— To do —
Wherever the word "nervous" occurs in the lines below, copy the whole line.

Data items
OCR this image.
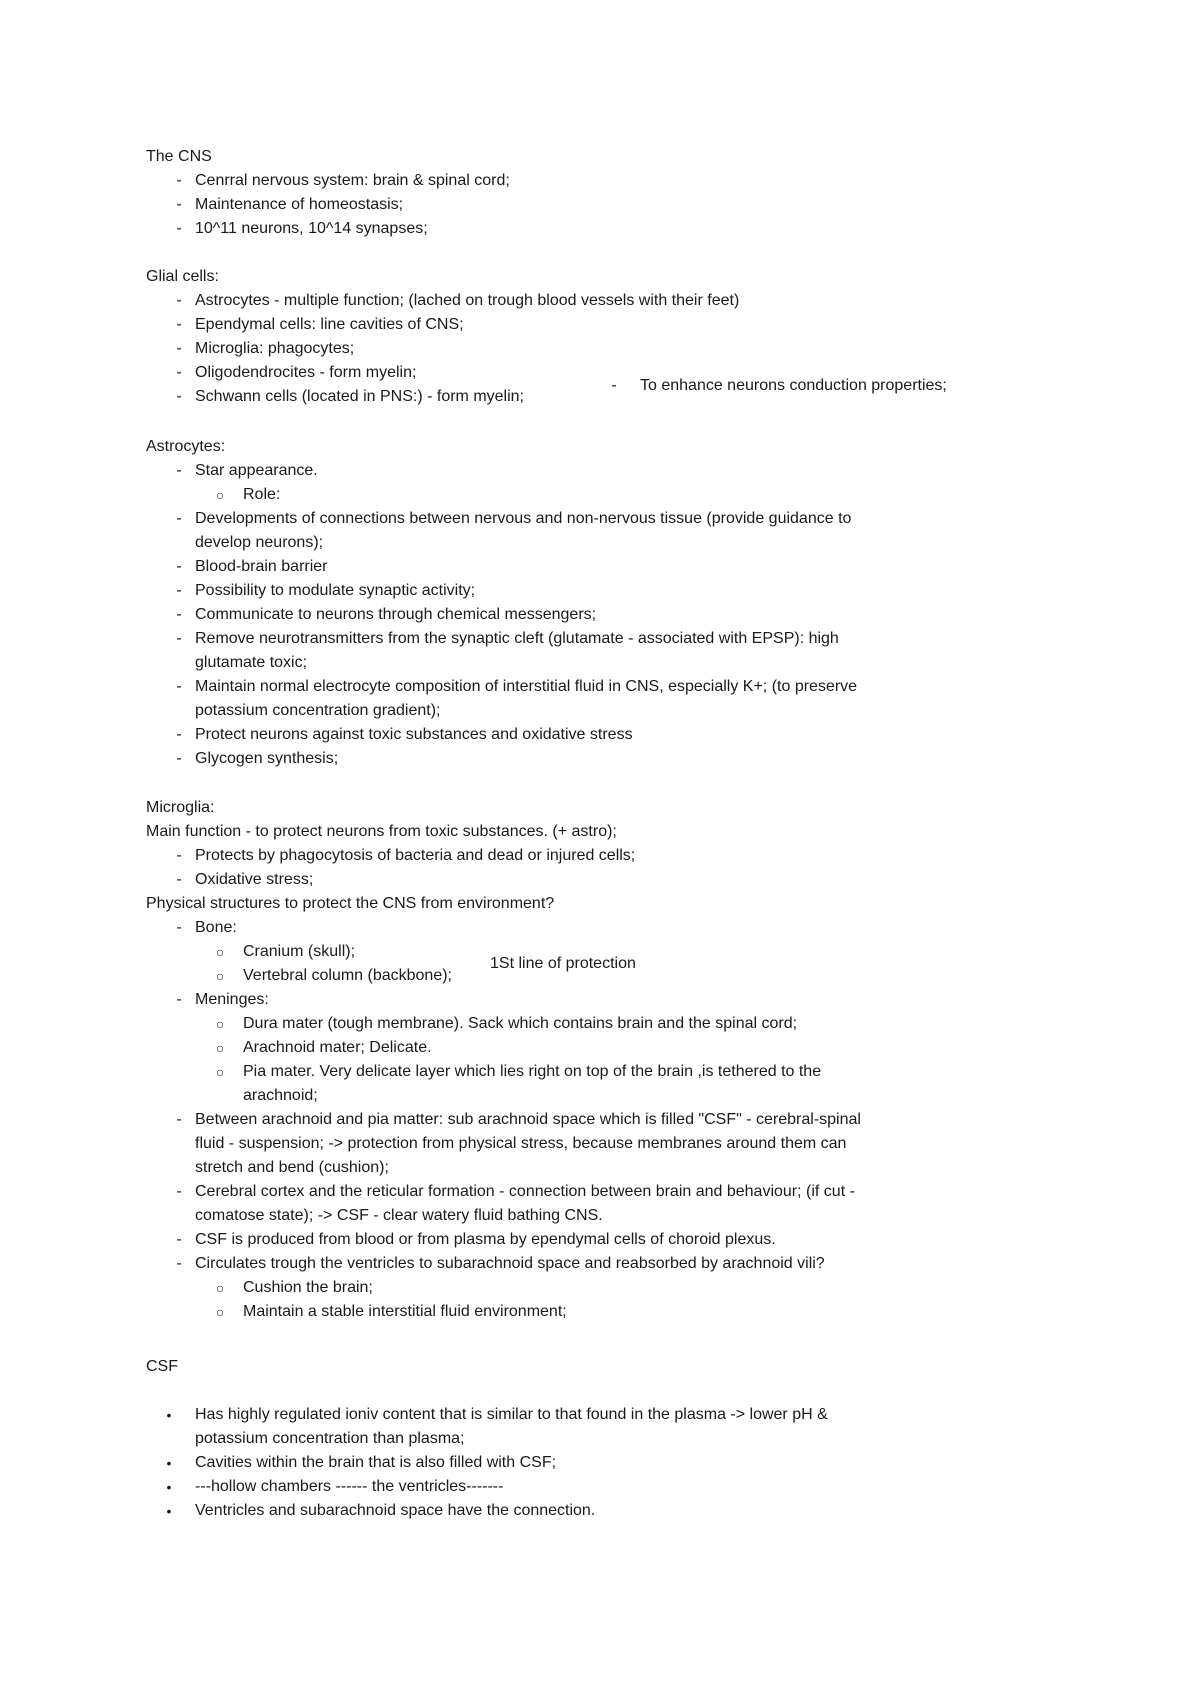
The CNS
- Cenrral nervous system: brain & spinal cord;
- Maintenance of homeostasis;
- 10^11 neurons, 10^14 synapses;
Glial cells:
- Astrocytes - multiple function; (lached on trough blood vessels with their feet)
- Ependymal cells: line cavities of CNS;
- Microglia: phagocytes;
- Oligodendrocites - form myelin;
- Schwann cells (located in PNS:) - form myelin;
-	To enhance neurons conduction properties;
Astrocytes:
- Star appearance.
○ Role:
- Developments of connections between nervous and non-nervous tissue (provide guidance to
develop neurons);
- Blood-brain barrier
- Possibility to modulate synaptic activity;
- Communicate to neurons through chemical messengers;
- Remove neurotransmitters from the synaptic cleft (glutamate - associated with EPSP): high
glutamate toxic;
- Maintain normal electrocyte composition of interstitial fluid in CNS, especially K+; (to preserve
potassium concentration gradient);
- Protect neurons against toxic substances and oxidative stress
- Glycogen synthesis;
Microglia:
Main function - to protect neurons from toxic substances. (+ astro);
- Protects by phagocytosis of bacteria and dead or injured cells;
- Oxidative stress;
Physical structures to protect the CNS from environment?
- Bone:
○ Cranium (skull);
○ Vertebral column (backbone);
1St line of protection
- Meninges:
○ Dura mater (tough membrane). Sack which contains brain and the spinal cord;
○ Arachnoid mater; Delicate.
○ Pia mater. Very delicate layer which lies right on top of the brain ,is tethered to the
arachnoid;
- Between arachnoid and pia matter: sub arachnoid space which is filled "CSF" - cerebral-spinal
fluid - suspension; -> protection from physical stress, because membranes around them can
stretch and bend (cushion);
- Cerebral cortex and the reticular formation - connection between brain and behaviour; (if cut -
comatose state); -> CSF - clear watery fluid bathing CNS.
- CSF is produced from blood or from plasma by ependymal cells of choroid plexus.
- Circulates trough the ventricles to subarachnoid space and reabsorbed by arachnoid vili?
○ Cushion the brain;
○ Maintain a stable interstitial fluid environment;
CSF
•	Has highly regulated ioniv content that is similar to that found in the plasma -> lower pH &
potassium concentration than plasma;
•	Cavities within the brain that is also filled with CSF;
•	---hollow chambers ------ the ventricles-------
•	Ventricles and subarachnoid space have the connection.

— Expected output —
- Cenrral nervous system: brain & spinal cord;
- Developments of connections between nervous and non-nervous tissue (provide guidance to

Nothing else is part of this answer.